── GIVEN DATA ──

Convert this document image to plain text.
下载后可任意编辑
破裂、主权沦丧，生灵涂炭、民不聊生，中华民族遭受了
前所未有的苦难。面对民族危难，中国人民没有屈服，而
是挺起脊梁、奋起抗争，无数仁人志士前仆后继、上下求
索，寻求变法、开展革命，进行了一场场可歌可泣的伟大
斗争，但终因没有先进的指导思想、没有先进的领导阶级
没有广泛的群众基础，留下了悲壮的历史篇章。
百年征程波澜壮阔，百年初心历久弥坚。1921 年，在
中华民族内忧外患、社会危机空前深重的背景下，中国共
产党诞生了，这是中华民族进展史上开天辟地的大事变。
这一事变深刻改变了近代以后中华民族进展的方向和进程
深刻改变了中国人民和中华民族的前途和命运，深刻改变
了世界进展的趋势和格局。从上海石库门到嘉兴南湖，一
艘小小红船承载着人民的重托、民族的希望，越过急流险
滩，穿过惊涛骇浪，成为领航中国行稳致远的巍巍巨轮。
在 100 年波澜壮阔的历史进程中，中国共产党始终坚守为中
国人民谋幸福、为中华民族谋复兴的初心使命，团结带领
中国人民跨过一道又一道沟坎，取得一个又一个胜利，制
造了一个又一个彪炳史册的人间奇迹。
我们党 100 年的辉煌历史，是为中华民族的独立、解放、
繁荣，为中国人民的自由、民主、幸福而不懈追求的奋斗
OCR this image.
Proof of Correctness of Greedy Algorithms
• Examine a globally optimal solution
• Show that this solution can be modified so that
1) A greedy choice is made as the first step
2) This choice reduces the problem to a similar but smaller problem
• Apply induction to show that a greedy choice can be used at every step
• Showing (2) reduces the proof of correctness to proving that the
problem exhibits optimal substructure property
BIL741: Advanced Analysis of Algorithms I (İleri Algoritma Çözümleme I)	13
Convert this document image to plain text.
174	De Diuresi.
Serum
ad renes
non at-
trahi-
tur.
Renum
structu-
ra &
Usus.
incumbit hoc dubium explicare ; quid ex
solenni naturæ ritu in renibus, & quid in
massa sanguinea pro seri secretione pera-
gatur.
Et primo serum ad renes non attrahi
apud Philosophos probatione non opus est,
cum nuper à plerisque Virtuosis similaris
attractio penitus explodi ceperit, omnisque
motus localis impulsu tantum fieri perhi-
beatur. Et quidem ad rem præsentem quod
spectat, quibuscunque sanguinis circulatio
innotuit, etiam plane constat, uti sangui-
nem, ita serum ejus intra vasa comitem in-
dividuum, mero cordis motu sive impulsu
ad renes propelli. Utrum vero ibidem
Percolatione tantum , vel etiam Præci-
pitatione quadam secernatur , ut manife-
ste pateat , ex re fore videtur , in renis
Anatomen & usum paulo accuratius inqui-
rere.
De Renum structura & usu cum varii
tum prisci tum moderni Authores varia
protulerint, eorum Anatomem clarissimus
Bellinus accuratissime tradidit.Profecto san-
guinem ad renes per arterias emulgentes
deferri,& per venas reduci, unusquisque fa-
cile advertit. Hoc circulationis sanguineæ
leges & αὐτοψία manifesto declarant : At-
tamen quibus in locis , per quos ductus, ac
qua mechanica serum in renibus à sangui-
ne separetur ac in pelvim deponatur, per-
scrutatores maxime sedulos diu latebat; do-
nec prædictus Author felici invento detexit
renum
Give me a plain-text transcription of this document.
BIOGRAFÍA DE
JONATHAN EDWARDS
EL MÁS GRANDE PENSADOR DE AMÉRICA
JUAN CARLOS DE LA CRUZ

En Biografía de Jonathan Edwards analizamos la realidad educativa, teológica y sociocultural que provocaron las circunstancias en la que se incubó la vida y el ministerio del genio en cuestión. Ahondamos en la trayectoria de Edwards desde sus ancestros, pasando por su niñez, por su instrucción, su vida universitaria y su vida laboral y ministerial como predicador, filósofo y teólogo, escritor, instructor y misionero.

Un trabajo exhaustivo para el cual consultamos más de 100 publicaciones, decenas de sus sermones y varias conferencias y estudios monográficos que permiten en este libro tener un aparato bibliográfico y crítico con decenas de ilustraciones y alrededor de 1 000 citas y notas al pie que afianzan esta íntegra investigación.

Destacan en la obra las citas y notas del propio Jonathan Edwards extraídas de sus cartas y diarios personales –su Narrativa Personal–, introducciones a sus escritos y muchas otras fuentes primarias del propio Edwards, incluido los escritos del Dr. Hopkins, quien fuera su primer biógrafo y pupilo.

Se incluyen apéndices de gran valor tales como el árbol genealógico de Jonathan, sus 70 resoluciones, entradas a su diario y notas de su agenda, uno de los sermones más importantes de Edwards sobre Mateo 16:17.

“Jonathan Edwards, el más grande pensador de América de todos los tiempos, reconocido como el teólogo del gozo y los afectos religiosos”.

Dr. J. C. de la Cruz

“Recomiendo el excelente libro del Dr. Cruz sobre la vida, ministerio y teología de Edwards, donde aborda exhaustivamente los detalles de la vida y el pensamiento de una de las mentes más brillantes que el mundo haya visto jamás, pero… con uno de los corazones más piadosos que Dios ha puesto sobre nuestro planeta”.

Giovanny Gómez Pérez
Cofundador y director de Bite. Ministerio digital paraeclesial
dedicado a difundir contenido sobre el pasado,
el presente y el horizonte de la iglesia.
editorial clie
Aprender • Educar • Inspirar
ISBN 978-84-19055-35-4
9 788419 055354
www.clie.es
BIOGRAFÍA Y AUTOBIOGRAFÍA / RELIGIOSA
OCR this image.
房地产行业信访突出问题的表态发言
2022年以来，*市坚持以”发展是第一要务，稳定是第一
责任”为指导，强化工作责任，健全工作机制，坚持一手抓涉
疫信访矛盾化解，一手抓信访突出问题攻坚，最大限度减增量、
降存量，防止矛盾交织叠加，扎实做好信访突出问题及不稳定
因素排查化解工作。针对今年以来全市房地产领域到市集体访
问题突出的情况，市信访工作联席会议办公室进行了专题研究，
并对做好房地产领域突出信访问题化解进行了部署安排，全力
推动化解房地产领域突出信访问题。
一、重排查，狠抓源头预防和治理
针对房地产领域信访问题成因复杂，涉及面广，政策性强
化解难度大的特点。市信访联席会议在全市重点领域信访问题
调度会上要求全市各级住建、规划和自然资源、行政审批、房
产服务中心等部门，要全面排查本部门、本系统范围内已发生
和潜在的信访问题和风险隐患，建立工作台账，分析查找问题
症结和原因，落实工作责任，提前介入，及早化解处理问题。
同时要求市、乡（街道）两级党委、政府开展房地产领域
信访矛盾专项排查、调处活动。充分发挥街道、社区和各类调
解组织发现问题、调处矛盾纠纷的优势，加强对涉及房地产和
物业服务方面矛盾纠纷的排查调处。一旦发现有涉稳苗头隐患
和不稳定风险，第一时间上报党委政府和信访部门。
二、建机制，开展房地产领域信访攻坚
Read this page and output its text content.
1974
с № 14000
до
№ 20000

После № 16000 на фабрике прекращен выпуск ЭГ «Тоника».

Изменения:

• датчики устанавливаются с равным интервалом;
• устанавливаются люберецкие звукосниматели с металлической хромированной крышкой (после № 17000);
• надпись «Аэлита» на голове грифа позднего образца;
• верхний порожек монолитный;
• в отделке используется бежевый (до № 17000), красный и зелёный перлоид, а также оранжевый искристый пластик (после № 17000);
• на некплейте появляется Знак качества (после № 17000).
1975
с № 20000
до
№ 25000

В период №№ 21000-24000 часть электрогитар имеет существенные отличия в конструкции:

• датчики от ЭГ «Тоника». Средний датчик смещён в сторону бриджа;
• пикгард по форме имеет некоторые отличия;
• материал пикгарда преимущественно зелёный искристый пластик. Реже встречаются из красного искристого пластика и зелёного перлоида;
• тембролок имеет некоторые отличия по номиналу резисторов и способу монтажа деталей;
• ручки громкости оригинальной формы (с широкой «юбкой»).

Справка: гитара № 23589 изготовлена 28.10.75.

───

**WHAT IS EXPECTED:** Gather each line of the listing containing the word "отличия" and show it.

**ANSWER TO THE EXERCISE:**
В период №№ 21000-24000 часть электрогитар имеет существенные отличия в конструкции:
• пикгард по форме имеет некоторые отличия;
• тембролок имеет некоторые отличия по номиналу резисторов и способу монтажа деталей;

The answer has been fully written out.